→ WHAT THE TASK REQUIRES:
Present the data once more in exactly its original form.

→ EXCERPTED DATA:
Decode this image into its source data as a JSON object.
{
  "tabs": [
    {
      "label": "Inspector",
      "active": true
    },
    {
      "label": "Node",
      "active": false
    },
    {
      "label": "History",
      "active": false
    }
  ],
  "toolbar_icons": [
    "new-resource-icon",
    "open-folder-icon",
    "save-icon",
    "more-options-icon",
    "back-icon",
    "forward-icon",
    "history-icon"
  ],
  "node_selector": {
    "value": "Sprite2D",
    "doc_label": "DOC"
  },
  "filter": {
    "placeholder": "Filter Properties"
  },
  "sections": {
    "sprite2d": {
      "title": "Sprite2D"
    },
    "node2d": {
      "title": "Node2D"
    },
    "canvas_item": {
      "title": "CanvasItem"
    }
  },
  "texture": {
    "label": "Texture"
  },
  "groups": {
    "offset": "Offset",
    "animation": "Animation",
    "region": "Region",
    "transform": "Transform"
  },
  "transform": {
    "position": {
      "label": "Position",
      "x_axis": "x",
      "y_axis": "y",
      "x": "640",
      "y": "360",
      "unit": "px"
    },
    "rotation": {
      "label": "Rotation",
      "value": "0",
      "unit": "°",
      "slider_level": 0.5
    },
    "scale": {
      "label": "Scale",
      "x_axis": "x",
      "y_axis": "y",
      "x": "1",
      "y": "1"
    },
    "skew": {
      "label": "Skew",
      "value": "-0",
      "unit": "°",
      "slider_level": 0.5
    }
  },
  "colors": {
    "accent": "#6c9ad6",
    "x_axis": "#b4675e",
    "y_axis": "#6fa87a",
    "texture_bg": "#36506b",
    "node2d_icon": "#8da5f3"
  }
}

→ ANSWER FOR THE TASK:
Decode this image into its source data as a JSON object.
{
  "tabs": [
    {
      "label": "Inspector",
      "active": true
    },
    {
      "label": "Node",
      "active": false
    },
    {
      "label": "History",
      "active": false
    }
  ],
  "toolbar_icons": [
    "new-resource-icon",
    "open-folder-icon",
    "save-icon",
    "more-options-icon",
    "back-icon",
    "forward-icon",
    "history-icon"
  ],
  "node_selector": {
    "value": "Sprite2D",
    "doc_label": "DOC"
  },
  "filter": {
    "placeholder": "Filter Properties"
  },
  "sections": {
    "sprite2d": {
      "title": "Sprite2D"
    },
    "node2d": {
      "title": "Node2D"
    },
    "canvas_item": {
      "title": "CanvasItem"
    }
  },
  "texture": {
    "label": "Texture"
  },
  "groups": {
    "offset": "Offset",
    "animation": "Animation",
    "region": "Region",
    "transform": "Transform"
  },
  "transform": {
    "position": {
      "label": "Position",
      "x_axis": "x",
      "y_axis": "y",
      "x": "640",
      "y": "360",
      "unit": "px"
    },
    "rotation": {
      "label": "Rotation",
      "value": "0",
      "unit": "°",
      "slider_level": 0.5
    },
    "scale": {
      "label": "Scale",
      "x_axis": "x",
      "y_axis": "y",
      "x": "1",
      "y": "1"
    },
    "skew": {
      "label": "Skew",
      "value": "-0",
      "unit": "°",
      "slider_level": 0.5
    }
  },
  "colors": {
    "accent": "#6c9ad6",
    "x_axis": "#b4675e",
    "y_axis": "#6fa87a",
    "texture_bg": "#36506b",
    "node2d_icon": "#8da5f3"
  }
}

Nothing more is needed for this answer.